Exercise task:
Omit every picture, then give all the entries again exactly.

Raw data:
-------------------------
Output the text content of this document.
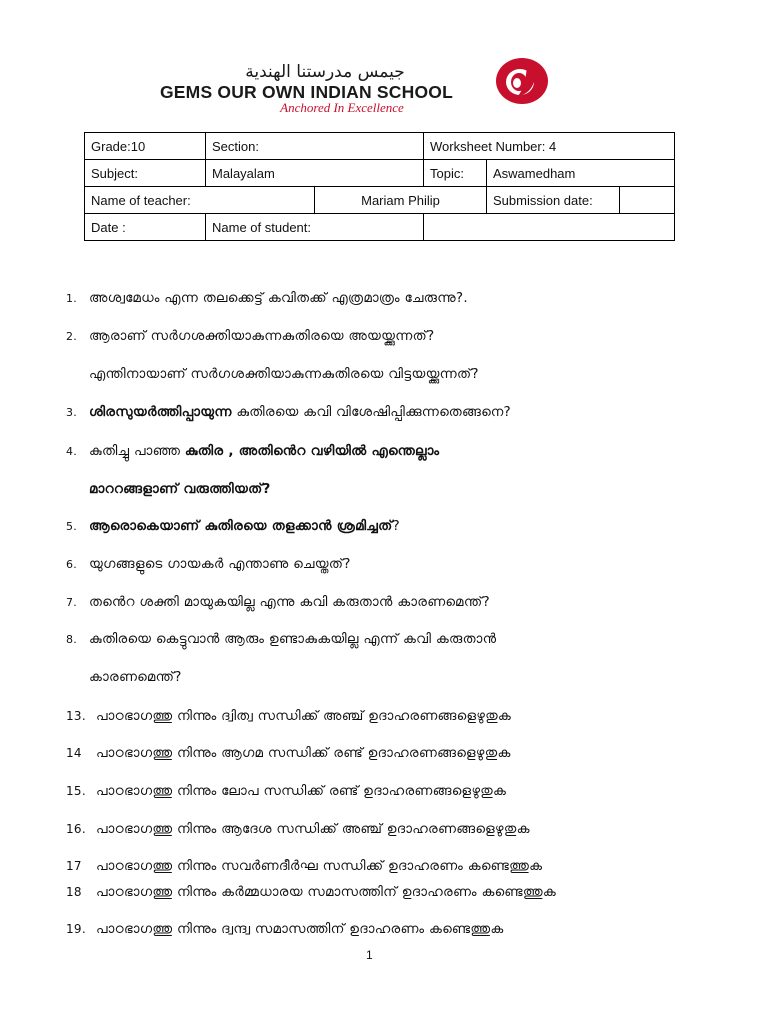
جيمس مدرستنا الهندية
GEMS OUR OWN INDIAN SCHOOL
Anchored In Excellence
Grade:10	Section:		Worksheet Number: 4		
Subject:	Malayalam		Topic:	Aswamedham	
Name of teacher:		Mariam Philip		Submission date:	
Date :	Name of student:				
1. അശ്വമേധം എന്ന തലക്കെട്ട് കവിതക്ക് എത്രമാത്രം ചേരുന്നു?.
2. ആരാണ് സർഗശക്തിയാകുന്നകുതിരയെ അയയ്ക്കുന്നത്?
എന്തിനായാണ് സർഗശക്തിയാകുന്നകുതിരയെ വിട്ടയയ്ക്കുന്നത്?
3. ശിരസുയർത്തിപ്പായുന്ന കുതിരയെ കവി വിശേഷിപ്പിക്കുന്നതെങ്ങനെ?
4. കുതിച്ചു പാഞ്ഞ കുതിര , അതിൻെറ വഴിയിൽ എന്തെല്ലാം
മാററങ്ങളാണ് വരുത്തിയത്?
5. ആരൊകെയാണ് കുതിരയെ തളക്കാൻ ശ്രമിച്ചത്?
6. യുഗങ്ങളുടെ ഗായകർ എന്താണു ചെയ്തത്?
7. തൻെറ ശക്തി മായുകയില്ല എന്നു കവി കരുതാൻ കാരണമെന്ത്?
8. കുതിരയെ കെട്ടുവാൻ ആരും ഉണ്ടാകുകയില്ല എന്ന് കവി കരുതാൻ
കാരണമെന്ത്?
13. പാഠഭാഗത്തു നിന്നും ദ്വിത്വ സന്ധിക്ക് അഞ്ച് ഉദാഹരണങ്ങളെഴുതുക
14 പാഠഭാഗത്തു നിന്നും ആഗമ സന്ധിക്ക് രണ്ട് ഉദാഹരണങ്ങളെഴുതുക
15. പാഠഭാഗത്തു നിന്നും ലോപ സന്ധിക്ക് രണ്ട് ഉദാഹരണങ്ങളെഴുതുക
16. പാഠഭാഗത്തു നിന്നും ആദേശ സന്ധിക്ക് അഞ്ച് ഉദാഹരണങ്ങളെഴുതുക
17 പാഠഭാഗത്തു നിന്നും സവർണദീർഘ സന്ധിക്ക് ഉദാഹരണം കണ്ടെത്തുക
18 പാഠഭാഗത്തു നിന്നും കർമ്മധാരയ സമാസത്തിന് ഉദാഹരണം കണ്ടെത്തുക
19. പാഠഭാഗത്തു നിന്നും ദ്വന്ദ്വ സമാസത്തിന് ഉദാഹരണം കണ്ടെത്തുക
1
-------------------------
Complete answer:
Output the text content of this document.
جيمس مدرستنا الهندية
GEMS OUR OWN INDIAN SCHOOL
Anchored In Excellence
Grade:10	Section:		Worksheet Number: 4		
Subject:	Malayalam		Topic:	Aswamedham	
Name of teacher:		Mariam Philip		Submission date:	
Date :	Name of student:				
1. അശ്വമേധം എന്ന തലക്കെട്ട് കവിതക്ക് എത്രമാത്രം ചേരുന്നു?.
2. ആരാണ് സർഗശക്തിയാകുന്നകുതിരയെ അയയ്ക്കുന്നത്?
എന്തിനായാണ് സർഗശക്തിയാകുന്നകുതിരയെ വിട്ടയയ്ക്കുന്നത്?
3. ശിരസുയർത്തിപ്പായുന്ന കുതിരയെ കവി വിശേഷിപ്പിക്കുന്നതെങ്ങനെ?
4. കുതിച്ചു പാഞ്ഞ കുതിര , അതിൻെറ വഴിയിൽ എന്തെല്ലാം
മാററങ്ങളാണ് വരുത്തിയത്?
5. ആരൊകെയാണ് കുതിരയെ തളക്കാൻ ശ്രമിച്ചത്?
6. യുഗങ്ങളുടെ ഗായകർ എന്താണു ചെയ്തത്?
7. തൻെറ ശക്തി മായുകയില്ല എന്നു കവി കരുതാൻ കാരണമെന്ത്?
8. കുതിരയെ കെട്ടുവാൻ ആരും ഉണ്ടാകുകയില്ല എന്ന് കവി കരുതാൻ
കാരണമെന്ത്?
13. പാഠഭാഗത്തു നിന്നും ദ്വിത്വ സന്ധിക്ക് അഞ്ച് ഉദാഹരണങ്ങളെഴുതുക
14 പാഠഭാഗത്തു നിന്നും ആഗമ സന്ധിക്ക് രണ്ട് ഉദാഹരണങ്ങളെഴുതുക
15. പാഠഭാഗത്തു നിന്നും ലോപ സന്ധിക്ക് രണ്ട് ഉദാഹരണങ്ങളെഴുതുക
16. പാഠഭാഗത്തു നിന്നും ആദേശ സന്ധിക്ക് അഞ്ച് ഉദാഹരണങ്ങളെഴുതുക
17 പാഠഭാഗത്തു നിന്നും സവർണദീർഘ സന്ധിക്ക് ഉദാഹരണം കണ്ടെത്തുക
18 പാഠഭാഗത്തു നിന്നും കർമ്മധാരയ സമാസത്തിന് ഉദാഹരണം കണ്ടെത്തുക
19. പാഠഭാഗത്തു നിന്നും ദ്വന്ദ്വ സമാസത്തിന് ഉദാഹരണം കണ്ടെത്തുക
1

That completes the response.